-- Start RECORDS FOR PROCESSING --

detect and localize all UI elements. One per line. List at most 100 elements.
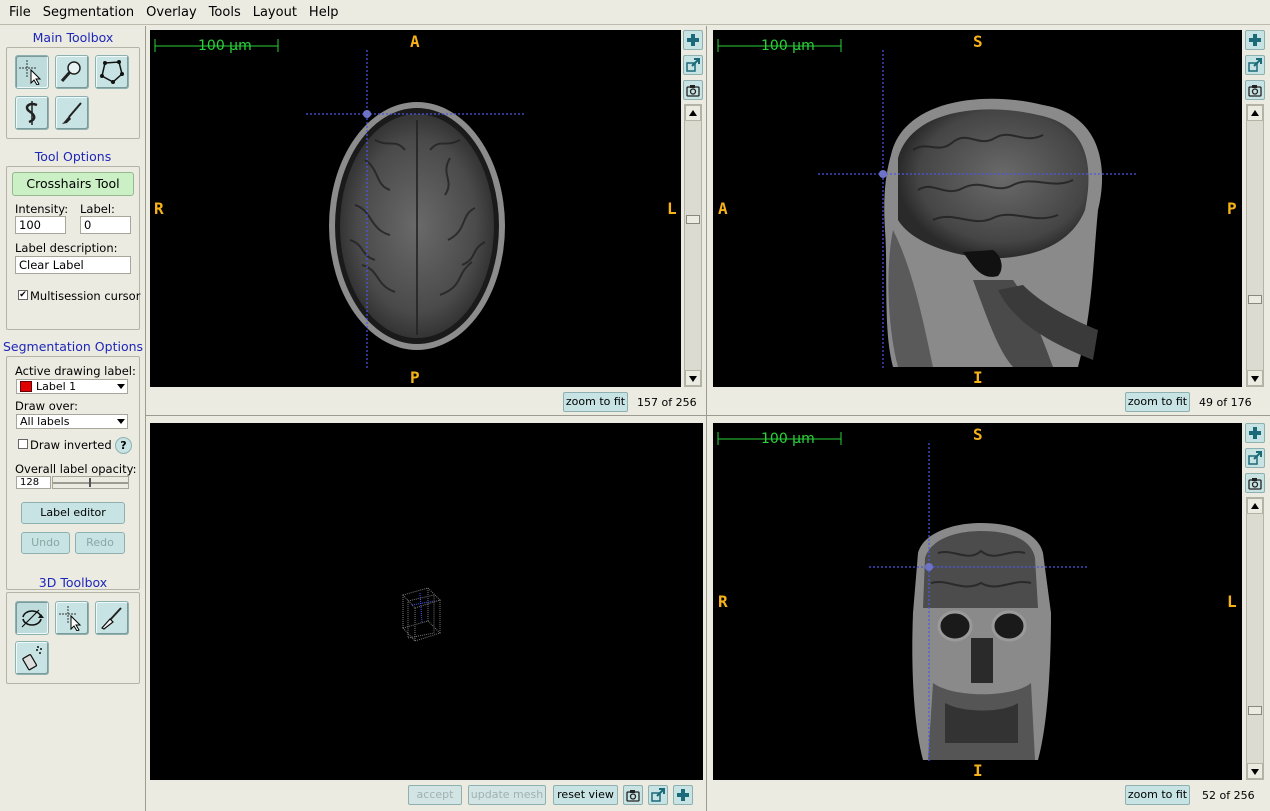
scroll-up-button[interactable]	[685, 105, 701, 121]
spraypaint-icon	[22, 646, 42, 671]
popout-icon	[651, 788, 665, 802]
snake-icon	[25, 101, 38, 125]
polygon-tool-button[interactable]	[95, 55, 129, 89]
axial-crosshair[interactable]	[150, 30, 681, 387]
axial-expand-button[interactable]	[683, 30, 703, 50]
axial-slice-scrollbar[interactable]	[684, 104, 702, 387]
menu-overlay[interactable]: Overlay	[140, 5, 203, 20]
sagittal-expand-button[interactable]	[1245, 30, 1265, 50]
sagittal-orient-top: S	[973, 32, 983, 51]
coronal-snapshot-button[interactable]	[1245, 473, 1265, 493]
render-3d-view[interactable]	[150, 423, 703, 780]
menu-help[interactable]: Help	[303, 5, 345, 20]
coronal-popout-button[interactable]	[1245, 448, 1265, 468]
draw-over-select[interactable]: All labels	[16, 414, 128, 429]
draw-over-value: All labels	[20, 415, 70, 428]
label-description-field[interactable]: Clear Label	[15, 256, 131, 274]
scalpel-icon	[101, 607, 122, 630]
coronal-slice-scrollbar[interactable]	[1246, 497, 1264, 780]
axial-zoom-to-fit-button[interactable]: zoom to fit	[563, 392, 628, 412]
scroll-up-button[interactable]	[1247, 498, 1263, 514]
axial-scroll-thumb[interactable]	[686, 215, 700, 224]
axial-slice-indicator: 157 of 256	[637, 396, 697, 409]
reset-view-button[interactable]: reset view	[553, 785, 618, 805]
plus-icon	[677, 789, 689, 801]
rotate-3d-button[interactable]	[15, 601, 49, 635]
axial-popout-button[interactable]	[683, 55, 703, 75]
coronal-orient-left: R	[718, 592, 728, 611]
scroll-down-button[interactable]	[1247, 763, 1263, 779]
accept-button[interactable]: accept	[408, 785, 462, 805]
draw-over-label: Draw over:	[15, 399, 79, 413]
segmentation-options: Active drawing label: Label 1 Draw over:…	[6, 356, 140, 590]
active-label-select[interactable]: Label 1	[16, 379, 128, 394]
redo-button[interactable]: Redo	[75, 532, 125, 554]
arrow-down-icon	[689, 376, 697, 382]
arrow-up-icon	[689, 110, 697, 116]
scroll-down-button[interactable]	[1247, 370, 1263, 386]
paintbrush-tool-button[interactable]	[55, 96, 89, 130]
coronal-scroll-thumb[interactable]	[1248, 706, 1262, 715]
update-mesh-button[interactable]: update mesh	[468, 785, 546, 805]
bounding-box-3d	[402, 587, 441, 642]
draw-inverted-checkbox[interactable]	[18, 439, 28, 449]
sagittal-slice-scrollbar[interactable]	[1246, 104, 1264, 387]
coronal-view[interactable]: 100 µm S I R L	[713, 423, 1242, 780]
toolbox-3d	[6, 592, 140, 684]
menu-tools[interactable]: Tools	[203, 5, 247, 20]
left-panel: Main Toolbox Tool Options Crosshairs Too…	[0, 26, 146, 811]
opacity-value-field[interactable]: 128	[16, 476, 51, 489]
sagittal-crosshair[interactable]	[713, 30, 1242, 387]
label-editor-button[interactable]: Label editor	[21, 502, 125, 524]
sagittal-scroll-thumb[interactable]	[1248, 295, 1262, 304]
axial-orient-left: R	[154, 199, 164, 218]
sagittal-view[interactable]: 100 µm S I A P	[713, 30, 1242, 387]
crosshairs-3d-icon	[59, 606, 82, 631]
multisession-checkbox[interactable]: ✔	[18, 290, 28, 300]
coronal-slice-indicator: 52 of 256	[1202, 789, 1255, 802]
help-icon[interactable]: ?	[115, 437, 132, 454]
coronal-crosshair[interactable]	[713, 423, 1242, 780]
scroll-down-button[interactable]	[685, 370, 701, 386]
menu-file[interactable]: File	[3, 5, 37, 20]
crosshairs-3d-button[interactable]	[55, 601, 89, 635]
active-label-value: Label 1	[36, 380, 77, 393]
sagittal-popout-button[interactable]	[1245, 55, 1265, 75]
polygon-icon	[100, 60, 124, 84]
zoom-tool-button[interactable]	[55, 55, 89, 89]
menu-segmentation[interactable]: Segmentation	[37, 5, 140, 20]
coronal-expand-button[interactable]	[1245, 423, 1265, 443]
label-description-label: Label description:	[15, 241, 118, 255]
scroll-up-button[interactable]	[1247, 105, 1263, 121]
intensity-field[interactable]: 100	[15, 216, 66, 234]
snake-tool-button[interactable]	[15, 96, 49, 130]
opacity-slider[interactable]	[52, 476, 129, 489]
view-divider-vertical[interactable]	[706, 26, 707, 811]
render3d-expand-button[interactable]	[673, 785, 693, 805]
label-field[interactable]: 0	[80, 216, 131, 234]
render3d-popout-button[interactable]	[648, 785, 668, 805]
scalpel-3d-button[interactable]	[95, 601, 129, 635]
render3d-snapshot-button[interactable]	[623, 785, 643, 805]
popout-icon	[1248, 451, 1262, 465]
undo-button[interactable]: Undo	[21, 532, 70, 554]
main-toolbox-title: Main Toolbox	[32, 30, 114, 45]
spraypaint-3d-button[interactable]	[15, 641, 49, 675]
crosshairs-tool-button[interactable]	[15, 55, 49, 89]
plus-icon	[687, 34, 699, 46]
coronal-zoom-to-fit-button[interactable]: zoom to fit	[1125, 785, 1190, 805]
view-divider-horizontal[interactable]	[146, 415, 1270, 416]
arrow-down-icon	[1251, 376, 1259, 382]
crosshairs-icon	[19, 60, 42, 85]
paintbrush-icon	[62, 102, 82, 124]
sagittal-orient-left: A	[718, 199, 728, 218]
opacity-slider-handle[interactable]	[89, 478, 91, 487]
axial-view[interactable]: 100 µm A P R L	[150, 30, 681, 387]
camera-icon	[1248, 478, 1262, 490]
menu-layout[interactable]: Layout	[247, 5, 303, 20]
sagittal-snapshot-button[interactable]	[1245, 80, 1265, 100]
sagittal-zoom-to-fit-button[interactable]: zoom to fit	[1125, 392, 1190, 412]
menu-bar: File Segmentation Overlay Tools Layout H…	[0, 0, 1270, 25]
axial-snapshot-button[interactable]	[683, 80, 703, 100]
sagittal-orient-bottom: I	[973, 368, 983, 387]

-- End RECORDS FOR PROCESSING --

■ STATED EXERCISE
Turn every line of the listing above into a numbered list, skipping any blank lines and leaving out the pictures.

■ CORRECT ANSWER
1. detect and localize all UI elements. One per line. List at most 100 elements.
2. scroll-up-button[interactable]	[685, 105, 701, 121]
3. spraypaint-icon	[22, 646, 42, 671]
4. popout-icon	[651, 788, 665, 802]
5. snake-icon	[25, 101, 38, 125]
6. polygon-tool-button[interactable]	[95, 55, 129, 89]
7. axial-crosshair[interactable]	[150, 30, 681, 387]
8. axial-expand-button[interactable]	[683, 30, 703, 50]
9. axial-slice-scrollbar[interactable]	[684, 104, 702, 387]
10. menu-overlay[interactable]: Overlay	[140, 5, 203, 20]
11. sagittal-expand-button[interactable]	[1245, 30, 1265, 50]
12. sagittal-orient-top: S	[973, 32, 983, 51]
13. coronal-snapshot-button[interactable]	[1245, 473, 1265, 493]
14. render-3d-view[interactable]	[150, 423, 703, 780]
15. menu-help[interactable]: Help	[303, 5, 345, 20]
16. coronal-popout-button[interactable]	[1245, 448, 1265, 468]
17. draw-over-select[interactable]: All labels	[16, 414, 128, 429]
18. draw-over-value: All labels	[20, 415, 70, 428]
19. label-description-field[interactable]: Clear Label	[15, 256, 131, 274]
20. scalpel-icon	[101, 607, 122, 630]
21. coronal-slice-scrollbar[interactable]	[1246, 497, 1264, 780]
22. axial-zoom-to-fit-button[interactable]: zoom to fit	[563, 392, 628, 412]
23. scroll-up-button[interactable]	[1247, 498, 1263, 514]
24. axial-scroll-thumb[interactable]	[686, 215, 700, 224]
25. axial-slice-indicator: 157 of 256	[637, 396, 697, 409]
26. reset-view-button[interactable]: reset view	[553, 785, 618, 805]
27. plus-icon	[677, 789, 689, 801]
28. rotate-3d-button[interactable]	[15, 601, 49, 635]
29. axial-popout-button[interactable]	[683, 55, 703, 75]
30. coronal-orient-left: R	[718, 592, 728, 611]
31. scroll-down-button[interactable]	[1247, 763, 1263, 779]
32. accept-button[interactable]: accept	[408, 785, 462, 805]
33. draw-over-label: Draw over:	[15, 399, 79, 413]
34. segmentation-options: Active drawing label: Label 1 Draw over:…	[6, 356, 140, 590]
35. active-label-select[interactable]: Label 1	[16, 379, 128, 394]
36. redo-button[interactable]: Redo	[75, 532, 125, 554]
37. arrow-down-icon	[689, 376, 697, 382]
38. arrow-up-icon	[689, 110, 697, 116]
39. scroll-down-button[interactable]	[1247, 370, 1263, 386]
40. paintbrush-tool-button[interactable]	[55, 96, 89, 130]
41. coronal-scroll-thumb[interactable]	[1248, 706, 1262, 715]
42. update-mesh-button[interactable]: update mesh	[468, 785, 546, 805]
43. bounding-box-3d	[402, 587, 441, 642]
44. draw-inverted-checkbox[interactable]	[18, 439, 28, 449]
45. sagittal-slice-scrollbar[interactable]	[1246, 104, 1264, 387]
46. coronal-view[interactable]: 100 µm S I R L	[713, 423, 1242, 780]
47. toolbox-3d	[6, 592, 140, 684]
48. menu-tools[interactable]: Tools	[203, 5, 247, 20]
49. left-panel: Main Toolbox Tool Options Crosshairs Too…	[0, 26, 146, 811]
50. opacity-value-field[interactable]: 128	[16, 476, 51, 489]
51. sagittal-crosshair[interactable]	[713, 30, 1242, 387]
52. label-editor-button[interactable]: Label editor	[21, 502, 125, 524]
53. sagittal-scroll-thumb[interactable]	[1248, 295, 1262, 304]
54. axial-orient-left: R	[154, 199, 164, 218]
55. sagittal-view[interactable]: 100 µm S I A P	[713, 30, 1242, 387]
56. crosshairs-3d-icon	[59, 606, 82, 631]
57. multisession-checkbox[interactable]: ✔	[18, 290, 28, 300]
58. coronal-slice-indicator: 52 of 256	[1202, 789, 1255, 802]
59. help-icon[interactable]: ?	[115, 437, 132, 454]
60. coronal-crosshair[interactable]	[713, 423, 1242, 780]
61. scroll-down-button[interactable]	[685, 370, 701, 386]
62. menu-file[interactable]: File	[3, 5, 37, 20]
63. crosshairs-3d-button[interactable]	[55, 601, 89, 635]
64. active-label-value: Label 1	[36, 380, 77, 393]
65. sagittal-popout-button[interactable]	[1245, 55, 1265, 75]
66. polygon-icon	[100, 60, 124, 84]
67. zoom-tool-button[interactable]	[55, 55, 89, 89]
68. menu-segmentation[interactable]: Segmentation	[37, 5, 140, 20]
69. coronal-expand-button[interactable]	[1245, 423, 1265, 443]
70. label-description-label: Label description:	[15, 241, 118, 255]
71. scroll-up-button[interactable]	[1247, 105, 1263, 121]
72. intensity-field[interactable]: 100	[15, 216, 66, 234]
73. snake-tool-button[interactable]	[15, 96, 49, 130]
74. opacity-slider[interactable]	[52, 476, 129, 489]
75. view-divider-vertical[interactable]	[706, 26, 707, 811]
76. render3d-expand-button[interactable]	[673, 785, 693, 805]
77. label-field[interactable]: 0	[80, 216, 131, 234]
78. render3d-popout-button[interactable]	[648, 785, 668, 805]
79. scalpel-3d-button[interactable]	[95, 601, 129, 635]
80. render3d-snapshot-button[interactable]	[623, 785, 643, 805]
81. popout-icon	[1248, 451, 1262, 465]
82. undo-button[interactable]: Undo	[21, 532, 70, 554]
83. main-toolbox-title: Main Toolbox	[32, 30, 114, 45]
84. spraypaint-3d-button[interactable]	[15, 641, 49, 675]
85. crosshairs-tool-button[interactable]	[15, 55, 49, 89]
86. plus-icon	[687, 34, 699, 46]
87. coronal-zoom-to-fit-button[interactable]: zoom to fit	[1125, 785, 1190, 805]
88. view-divider-horizontal[interactable]	[146, 415, 1270, 416]
89. arrow-down-icon	[1251, 376, 1259, 382]
90. crosshairs-icon	[19, 60, 42, 85]
91. paintbrush-icon	[62, 102, 82, 124]
92. sagittal-orient-left: A	[718, 199, 728, 218]
93. opacity-slider-handle[interactable]	[89, 478, 91, 487]
94. axial-view[interactable]: 100 µm A P R L	[150, 30, 681, 387]
95. camera-icon	[1248, 478, 1262, 490]
96. menu-layout[interactable]: Layout	[247, 5, 303, 20]
97. sagittal-snapshot-button[interactable]	[1245, 80, 1265, 100]
98. sagittal-zoom-to-fit-button[interactable]: zoom to fit	[1125, 392, 1190, 412]
99. menu-bar: File Segmentation Overlay Tools Layout H…	[0, 0, 1270, 25]
100. axial-snapshot-button[interactable]	[683, 80, 703, 100]
101. sagittal-orient-bottom: I	[973, 368, 983, 387]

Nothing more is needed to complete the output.